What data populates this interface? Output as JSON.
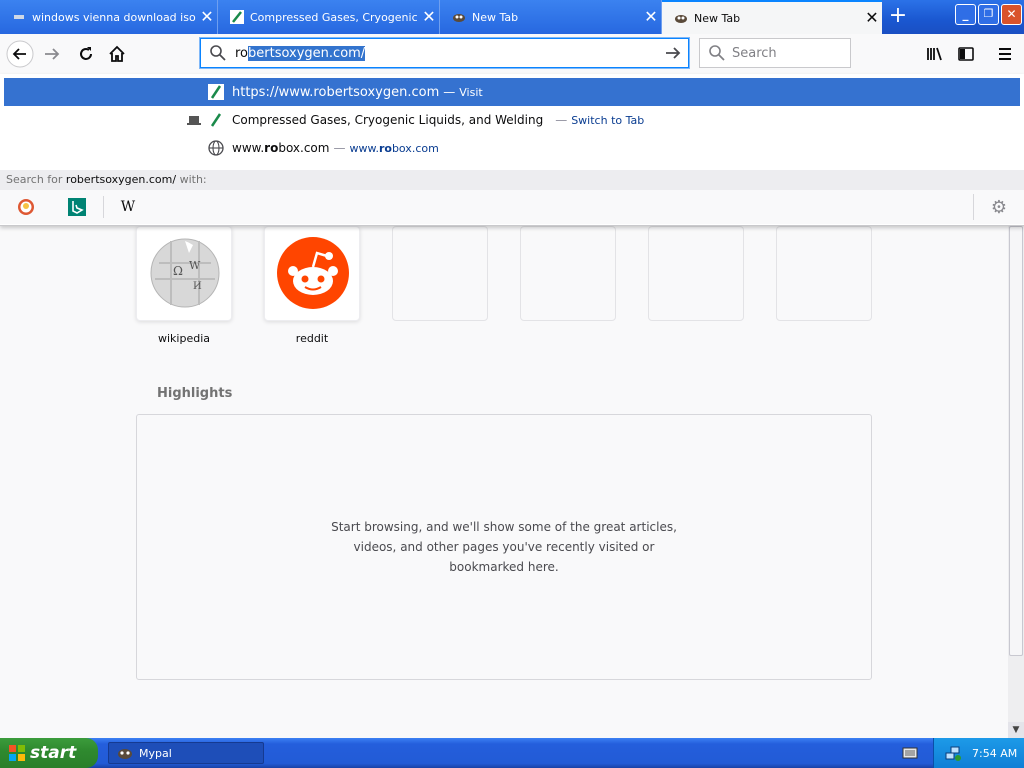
{
  "tabs": [
    {
      "title": "windows vienna download iso at o",
      "active": false,
      "icon": "generic-favicon-icon"
    },
    {
      "title": "Compressed Gases, Cryogenic Liq",
      "active": false,
      "icon": "robertsoxygen-favicon-icon"
    },
    {
      "title": "New Tab",
      "active": false,
      "icon": "mypal-icon"
    },
    {
      "title": "New Tab",
      "active": true,
      "icon": "mypal-icon"
    }
  ],
  "urlbar": {
    "typed": "ro",
    "selected": "bertsoxygen.com/"
  },
  "searchbox": {
    "placeholder": "Search"
  },
  "autocomplete": {
    "rows": [
      {
        "text": "https://www.robertsoxygen.com",
        "action": "Visit"
      },
      {
        "text": "Compressed Gases, Cryogenic Liquids, and Welding",
        "action": "Switch to Tab"
      },
      {
        "text_pre": "www.",
        "text_bold": "ro",
        "text_post": "box.com",
        "url_pre": "www.",
        "url_bold": "ro",
        "url_post": "box.com"
      }
    ],
    "search_for_prefix": "Search for",
    "search_for_query": "robertsoxygen.com/",
    "search_for_suffix": "with:",
    "engines": [
      "DuckDuckGo",
      "Bing",
      "Wikipedia"
    ]
  },
  "topsites": [
    {
      "label": "wikipedia"
    },
    {
      "label": "reddit"
    }
  ],
  "highlights": {
    "title": "Highlights",
    "message": "Start browsing, and we'll show some of the great articles, videos, and other pages you've recently visited or bookmarked here."
  },
  "taskbar": {
    "start_label": "start",
    "window_label": "Mypal",
    "clock": "7:54 AM"
  },
  "colors": {
    "selection": "#3572d0",
    "accent": "#0a84ff",
    "reddit": "#ff4500"
  }
}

***

*WORK TO BE COMPLETED*. Print each line of the material above exactly, with the pictures removed from your copy.

*TASK ANSWER*.
What data populates this interface? Output as JSON.
{
  "tabs": [
    {
      "title": "windows vienna download iso at o",
      "active": false,
      "icon": "generic-favicon-icon"
    },
    {
      "title": "Compressed Gases, Cryogenic Liq",
      "active": false,
      "icon": "robertsoxygen-favicon-icon"
    },
    {
      "title": "New Tab",
      "active": false,
      "icon": "mypal-icon"
    },
    {
      "title": "New Tab",
      "active": true,
      "icon": "mypal-icon"
    }
  ],
  "urlbar": {
    "typed": "ro",
    "selected": "bertsoxygen.com/"
  },
  "searchbox": {
    "placeholder": "Search"
  },
  "autocomplete": {
    "rows": [
      {
        "text": "https://www.robertsoxygen.com",
        "action": "Visit"
      },
      {
        "text": "Compressed Gases, Cryogenic Liquids, and Welding",
        "action": "Switch to Tab"
      },
      {
        "text_pre": "www.",
        "text_bold": "ro",
        "text_post": "box.com",
        "url_pre": "www.",
        "url_bold": "ro",
        "url_post": "box.com"
      }
    ],
    "search_for_prefix": "Search for",
    "search_for_query": "robertsoxygen.com/",
    "search_for_suffix": "with:",
    "engines": [
      "DuckDuckGo",
      "Bing",
      "Wikipedia"
    ]
  },
  "topsites": [
    {
      "label": "wikipedia"
    },
    {
      "label": "reddit"
    }
  ],
  "highlights": {
    "title": "Highlights",
    "message": "Start browsing, and we'll show some of the great articles, videos, and other pages you've recently visited or bookmarked here."
  },
  "taskbar": {
    "start_label": "start",
    "window_label": "Mypal",
    "clock": "7:54 AM"
  },
  "colors": {
    "selection": "#3572d0",
    "accent": "#0a84ff",
    "reddit": "#ff4500"
  }
}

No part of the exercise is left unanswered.